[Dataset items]
* Begin *
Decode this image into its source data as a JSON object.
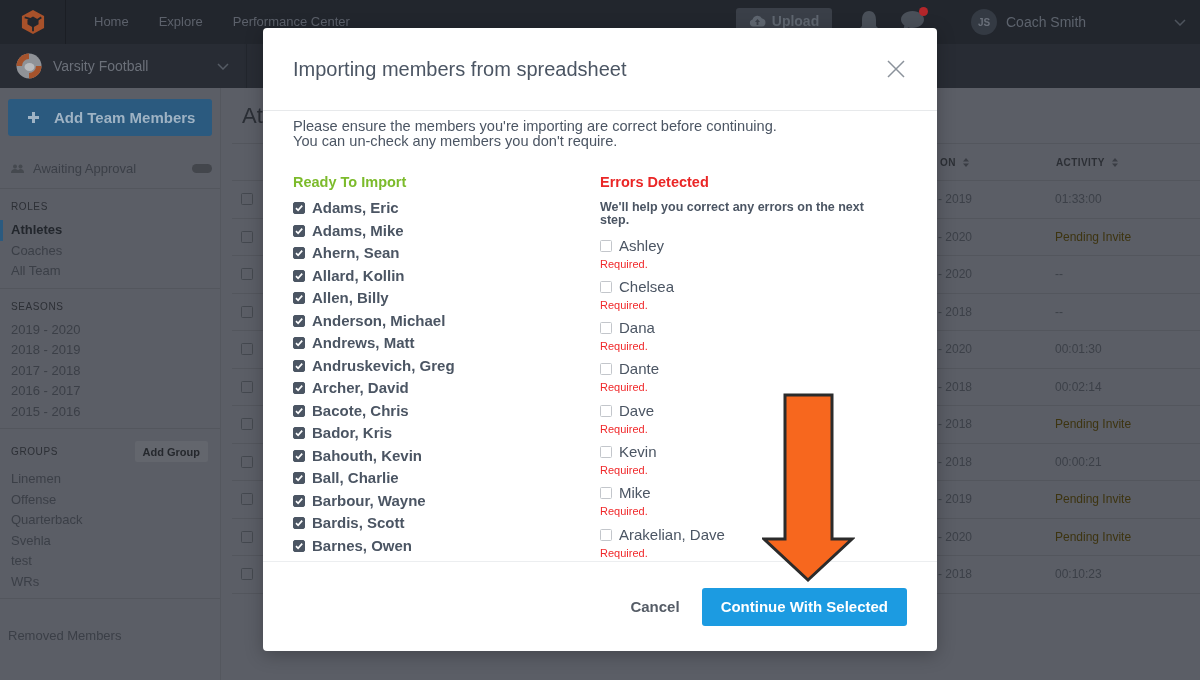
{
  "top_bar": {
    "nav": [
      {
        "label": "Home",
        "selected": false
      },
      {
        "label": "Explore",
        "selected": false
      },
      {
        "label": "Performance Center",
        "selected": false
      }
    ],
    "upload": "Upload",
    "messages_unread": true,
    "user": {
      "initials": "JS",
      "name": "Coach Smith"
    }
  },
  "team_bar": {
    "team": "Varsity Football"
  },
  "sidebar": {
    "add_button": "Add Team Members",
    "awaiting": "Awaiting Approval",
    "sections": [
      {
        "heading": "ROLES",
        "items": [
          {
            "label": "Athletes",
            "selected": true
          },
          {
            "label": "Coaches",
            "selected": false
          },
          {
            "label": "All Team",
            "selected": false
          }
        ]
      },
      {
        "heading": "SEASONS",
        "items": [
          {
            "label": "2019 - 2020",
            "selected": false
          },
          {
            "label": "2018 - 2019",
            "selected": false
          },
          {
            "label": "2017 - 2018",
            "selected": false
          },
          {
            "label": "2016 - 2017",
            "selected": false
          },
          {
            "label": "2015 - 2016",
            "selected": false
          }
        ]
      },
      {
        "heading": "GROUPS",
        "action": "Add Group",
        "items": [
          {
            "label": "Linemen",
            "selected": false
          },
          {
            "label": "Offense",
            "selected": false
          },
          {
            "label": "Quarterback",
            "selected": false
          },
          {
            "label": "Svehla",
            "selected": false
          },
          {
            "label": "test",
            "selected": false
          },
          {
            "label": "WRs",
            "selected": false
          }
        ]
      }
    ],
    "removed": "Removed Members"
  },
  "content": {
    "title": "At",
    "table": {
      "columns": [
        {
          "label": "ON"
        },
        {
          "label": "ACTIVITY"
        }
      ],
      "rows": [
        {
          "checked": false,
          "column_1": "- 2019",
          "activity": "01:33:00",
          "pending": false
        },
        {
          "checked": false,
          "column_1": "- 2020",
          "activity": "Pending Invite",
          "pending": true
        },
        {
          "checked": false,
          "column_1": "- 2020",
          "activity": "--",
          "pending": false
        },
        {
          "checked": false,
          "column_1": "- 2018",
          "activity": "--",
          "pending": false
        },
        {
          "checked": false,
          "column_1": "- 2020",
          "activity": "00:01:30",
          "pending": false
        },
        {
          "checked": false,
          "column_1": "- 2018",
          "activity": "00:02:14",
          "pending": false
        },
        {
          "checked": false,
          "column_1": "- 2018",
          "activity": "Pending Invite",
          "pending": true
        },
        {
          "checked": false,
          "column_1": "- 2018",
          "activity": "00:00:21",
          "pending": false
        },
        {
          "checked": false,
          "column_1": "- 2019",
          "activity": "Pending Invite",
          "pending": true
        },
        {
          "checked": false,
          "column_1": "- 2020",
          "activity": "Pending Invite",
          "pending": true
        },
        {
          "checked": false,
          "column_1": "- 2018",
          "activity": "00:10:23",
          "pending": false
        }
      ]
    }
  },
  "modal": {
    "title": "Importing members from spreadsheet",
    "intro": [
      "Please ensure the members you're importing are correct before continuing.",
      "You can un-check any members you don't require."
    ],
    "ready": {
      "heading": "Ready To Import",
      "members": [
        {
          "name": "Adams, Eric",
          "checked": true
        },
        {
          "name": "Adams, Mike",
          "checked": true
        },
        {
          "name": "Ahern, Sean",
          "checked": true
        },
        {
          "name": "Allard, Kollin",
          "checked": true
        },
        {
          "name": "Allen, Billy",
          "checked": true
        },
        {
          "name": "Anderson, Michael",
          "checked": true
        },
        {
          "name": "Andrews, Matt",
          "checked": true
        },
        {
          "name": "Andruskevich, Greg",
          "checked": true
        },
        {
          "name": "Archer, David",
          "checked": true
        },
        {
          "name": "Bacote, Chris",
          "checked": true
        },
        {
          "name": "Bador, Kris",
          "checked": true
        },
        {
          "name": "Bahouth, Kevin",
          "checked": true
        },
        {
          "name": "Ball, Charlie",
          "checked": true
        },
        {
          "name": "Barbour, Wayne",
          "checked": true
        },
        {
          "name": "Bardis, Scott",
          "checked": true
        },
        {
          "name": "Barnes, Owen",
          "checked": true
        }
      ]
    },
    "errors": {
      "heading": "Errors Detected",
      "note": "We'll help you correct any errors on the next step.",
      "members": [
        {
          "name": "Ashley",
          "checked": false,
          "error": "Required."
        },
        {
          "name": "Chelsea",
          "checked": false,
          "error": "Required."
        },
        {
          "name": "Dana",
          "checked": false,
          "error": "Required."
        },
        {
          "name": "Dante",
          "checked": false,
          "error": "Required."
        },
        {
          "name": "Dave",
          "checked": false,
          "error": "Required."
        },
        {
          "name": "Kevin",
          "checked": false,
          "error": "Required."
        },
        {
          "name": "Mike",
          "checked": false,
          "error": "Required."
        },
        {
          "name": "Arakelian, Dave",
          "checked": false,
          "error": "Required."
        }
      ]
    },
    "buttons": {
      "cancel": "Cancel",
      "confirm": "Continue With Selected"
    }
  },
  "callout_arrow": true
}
* End *
* Begin *
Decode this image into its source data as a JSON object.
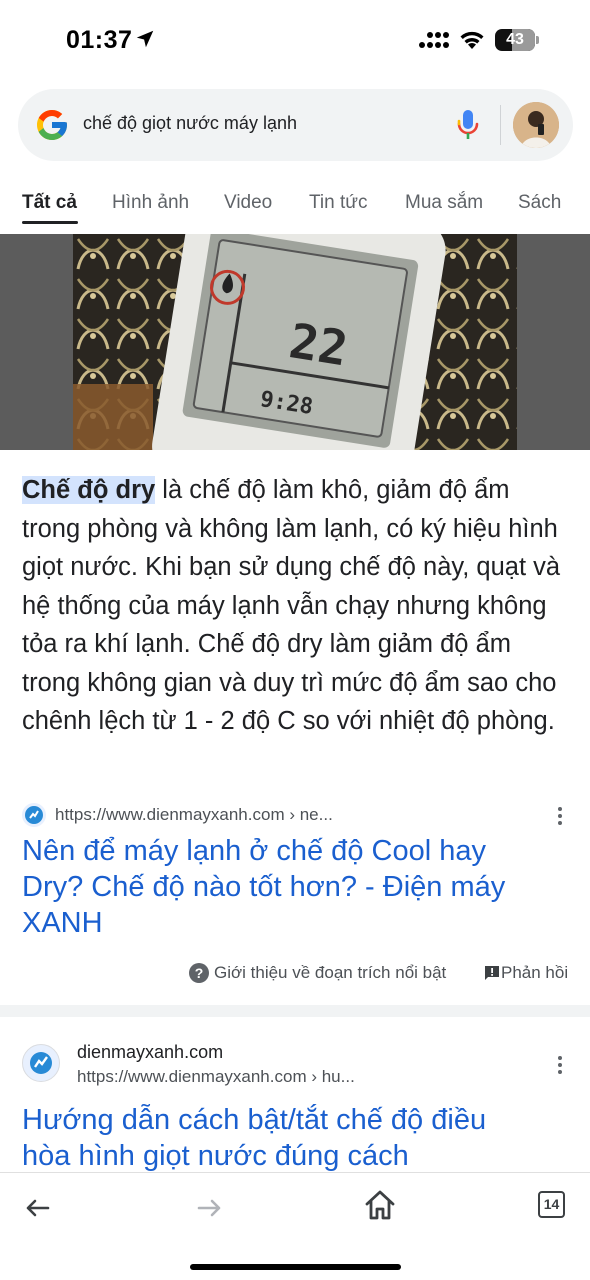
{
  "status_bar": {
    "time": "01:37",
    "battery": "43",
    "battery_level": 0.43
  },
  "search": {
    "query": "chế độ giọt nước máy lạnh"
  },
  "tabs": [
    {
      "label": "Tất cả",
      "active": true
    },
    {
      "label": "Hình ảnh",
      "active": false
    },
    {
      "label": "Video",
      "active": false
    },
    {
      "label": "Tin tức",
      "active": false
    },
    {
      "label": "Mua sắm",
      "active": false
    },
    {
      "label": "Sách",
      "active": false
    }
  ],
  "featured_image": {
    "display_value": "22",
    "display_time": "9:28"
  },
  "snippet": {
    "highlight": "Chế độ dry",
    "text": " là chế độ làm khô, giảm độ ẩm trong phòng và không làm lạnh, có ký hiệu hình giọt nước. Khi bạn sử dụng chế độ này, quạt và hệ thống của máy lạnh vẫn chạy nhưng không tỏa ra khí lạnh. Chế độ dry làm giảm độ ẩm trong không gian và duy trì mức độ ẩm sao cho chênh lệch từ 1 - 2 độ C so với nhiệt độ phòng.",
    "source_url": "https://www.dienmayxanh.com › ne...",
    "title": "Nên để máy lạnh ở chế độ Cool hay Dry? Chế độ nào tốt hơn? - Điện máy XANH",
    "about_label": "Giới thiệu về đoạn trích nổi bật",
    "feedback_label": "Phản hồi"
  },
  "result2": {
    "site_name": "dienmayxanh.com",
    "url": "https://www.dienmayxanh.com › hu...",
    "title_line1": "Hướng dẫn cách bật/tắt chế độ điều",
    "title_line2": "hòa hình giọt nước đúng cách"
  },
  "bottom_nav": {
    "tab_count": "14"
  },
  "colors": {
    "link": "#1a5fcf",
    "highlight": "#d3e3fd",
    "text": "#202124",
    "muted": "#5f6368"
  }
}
* End *
* Begin *
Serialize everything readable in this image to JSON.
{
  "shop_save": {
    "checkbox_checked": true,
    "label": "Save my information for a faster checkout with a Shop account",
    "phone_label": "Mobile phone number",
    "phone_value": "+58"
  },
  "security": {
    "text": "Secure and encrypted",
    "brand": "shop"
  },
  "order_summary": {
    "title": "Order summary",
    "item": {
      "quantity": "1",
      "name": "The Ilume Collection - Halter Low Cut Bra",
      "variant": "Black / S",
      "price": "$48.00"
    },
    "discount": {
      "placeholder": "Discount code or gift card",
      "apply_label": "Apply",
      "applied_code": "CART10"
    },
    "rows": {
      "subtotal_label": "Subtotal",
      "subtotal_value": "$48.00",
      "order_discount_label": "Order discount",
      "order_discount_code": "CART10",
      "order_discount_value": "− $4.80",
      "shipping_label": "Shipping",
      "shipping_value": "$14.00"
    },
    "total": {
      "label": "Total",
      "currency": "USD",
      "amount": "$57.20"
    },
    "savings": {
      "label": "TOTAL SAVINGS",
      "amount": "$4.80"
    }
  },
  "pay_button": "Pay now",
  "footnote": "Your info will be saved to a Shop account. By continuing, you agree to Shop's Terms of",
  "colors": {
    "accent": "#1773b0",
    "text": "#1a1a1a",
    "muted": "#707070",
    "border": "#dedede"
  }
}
* End *
Show all lines in the entries above where the string "correct" appears.

      "Please ensure the members you're importing are correct before continuing.",
      "note": "We'll help you correct any errors on the next step.",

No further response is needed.